Stated problem. Pictures do not belong in your copy. Repeat all the other data exactly.

Data listing.
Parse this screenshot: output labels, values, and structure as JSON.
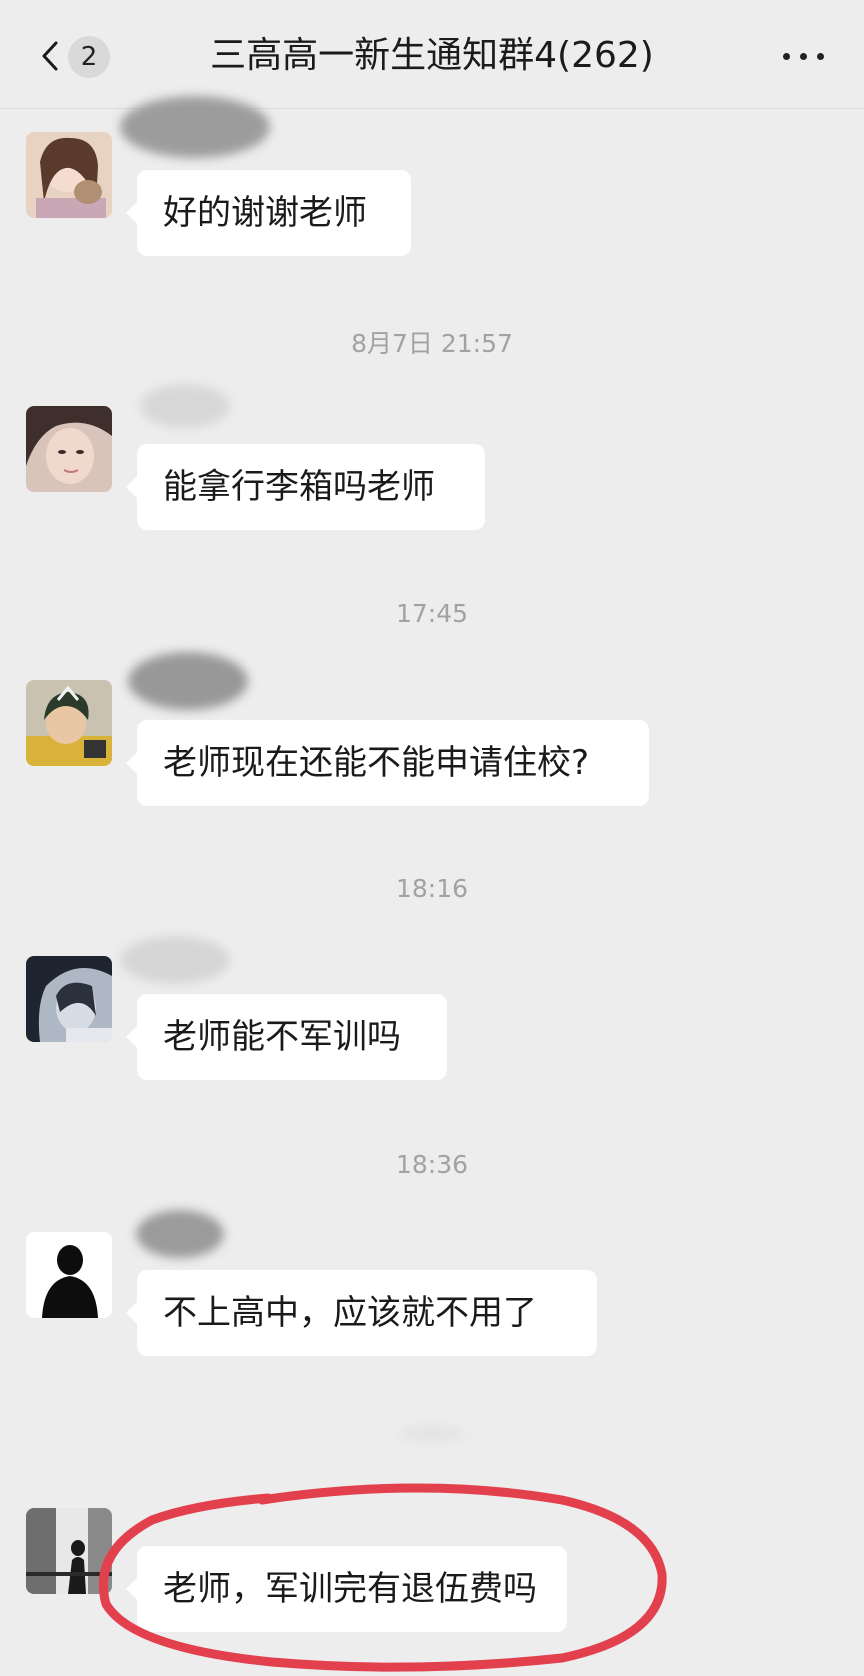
{
  "header": {
    "back_icon": "chevron-left-icon",
    "unread_count": "2",
    "title": "三高高一新生通知群4(262)",
    "more_icon": "more-dots-icon"
  },
  "chat": {
    "messages": [
      {
        "text": "好的谢谢老师"
      },
      {
        "timestamp": "8月7日 21:57",
        "text": "能拿行李箱吗老师"
      },
      {
        "timestamp": "17:45",
        "text": "老师现在还能不能申请住校?"
      },
      {
        "timestamp": "18:16",
        "text": "老师能不军训吗"
      },
      {
        "timestamp": "18:36",
        "text": "不上高中，应该就不用了"
      },
      {
        "text": "老师，军训完有退伍费吗"
      }
    ]
  },
  "colors": {
    "background": "#ededed",
    "bubble": "#ffffff",
    "timestamp_text": "#a2a2a2",
    "highlight": "#e3404d"
  }
}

Solution for this task.
Parse this screenshot: output labels, values, and structure as JSON.
{
  "header": {
    "back_icon": "chevron-left-icon",
    "unread_count": "2",
    "title": "三高高一新生通知群4(262)",
    "more_icon": "more-dots-icon"
  },
  "chat": {
    "messages": [
      {
        "text": "好的谢谢老师"
      },
      {
        "timestamp": "8月7日 21:57",
        "text": "能拿行李箱吗老师"
      },
      {
        "timestamp": "17:45",
        "text": "老师现在还能不能申请住校?"
      },
      {
        "timestamp": "18:16",
        "text": "老师能不军训吗"
      },
      {
        "timestamp": "18:36",
        "text": "不上高中，应该就不用了"
      },
      {
        "text": "老师，军训完有退伍费吗"
      }
    ]
  },
  "colors": {
    "background": "#ededed",
    "bubble": "#ffffff",
    "timestamp_text": "#a2a2a2",
    "highlight": "#e3404d"
  }
}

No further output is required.